■ **Exercise**: Copy the rows below, swapping every "Class C" for "Class D" and keeping everything else the same.

— START Excerpted records —

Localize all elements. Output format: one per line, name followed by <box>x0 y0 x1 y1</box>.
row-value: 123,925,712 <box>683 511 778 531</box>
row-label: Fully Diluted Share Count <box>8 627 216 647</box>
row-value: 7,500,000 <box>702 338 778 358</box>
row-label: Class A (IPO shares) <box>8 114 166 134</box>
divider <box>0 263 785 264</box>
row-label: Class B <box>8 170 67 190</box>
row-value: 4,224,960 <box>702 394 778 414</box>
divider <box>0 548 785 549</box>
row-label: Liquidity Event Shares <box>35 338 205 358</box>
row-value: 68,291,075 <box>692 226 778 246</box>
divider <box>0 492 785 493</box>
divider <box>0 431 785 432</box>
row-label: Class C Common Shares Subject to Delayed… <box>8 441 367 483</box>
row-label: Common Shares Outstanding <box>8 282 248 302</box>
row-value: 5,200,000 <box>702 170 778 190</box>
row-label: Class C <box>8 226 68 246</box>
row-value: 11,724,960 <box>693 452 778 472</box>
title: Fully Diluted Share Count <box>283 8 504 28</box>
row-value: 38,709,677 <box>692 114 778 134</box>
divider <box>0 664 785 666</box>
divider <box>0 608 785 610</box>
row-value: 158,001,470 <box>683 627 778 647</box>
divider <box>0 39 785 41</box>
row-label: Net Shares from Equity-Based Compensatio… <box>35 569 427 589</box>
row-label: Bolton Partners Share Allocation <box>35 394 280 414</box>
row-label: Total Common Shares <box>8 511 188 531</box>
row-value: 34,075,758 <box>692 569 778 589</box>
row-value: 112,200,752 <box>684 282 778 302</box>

— END Excerpted records —

■ **The completed task**:
Localize all elements. Output format: one per line, name followed by <box>x0 y0 x1 y1</box>.
row-value: 123,925,712 <box>683 511 778 531</box>
row-label: Fully Diluted Share Count <box>8 627 216 647</box>
row-value: 7,500,000 <box>702 338 778 358</box>
row-label: Class A (IPO shares) <box>8 114 166 134</box>
divider <box>0 263 785 264</box>
row-label: Class B <box>8 170 67 190</box>
row-value: 4,224,960 <box>702 394 778 414</box>
divider <box>0 548 785 549</box>
row-label: Liquidity Event Shares <box>35 338 205 358</box>
row-value: 68,291,075 <box>692 226 778 246</box>
divider <box>0 492 785 493</box>
divider <box>0 431 785 432</box>
row-label: Class D Common Shares Subject to Delayed… <box>8 441 367 483</box>
row-label: Common Shares Outstanding <box>8 282 248 302</box>
row-value: 5,200,000 <box>702 170 778 190</box>
row-label: Class D <box>8 226 68 246</box>
row-value: 11,724,960 <box>693 452 778 472</box>
title: Fully Diluted Share Count <box>283 8 504 28</box>
row-value: 38,709,677 <box>692 114 778 134</box>
divider <box>0 664 785 666</box>
divider <box>0 608 785 610</box>
row-value: 158,001,470 <box>683 627 778 647</box>
divider <box>0 39 785 41</box>
row-label: Net Shares from Equity-Based Compensatio… <box>35 569 427 589</box>
row-label: Bolton Partners Share Allocation <box>35 394 280 414</box>
row-label: Total Common Shares <box>8 511 188 531</box>
row-value: 34,075,758 <box>692 569 778 589</box>
row-value: 112,200,752 <box>684 282 778 302</box>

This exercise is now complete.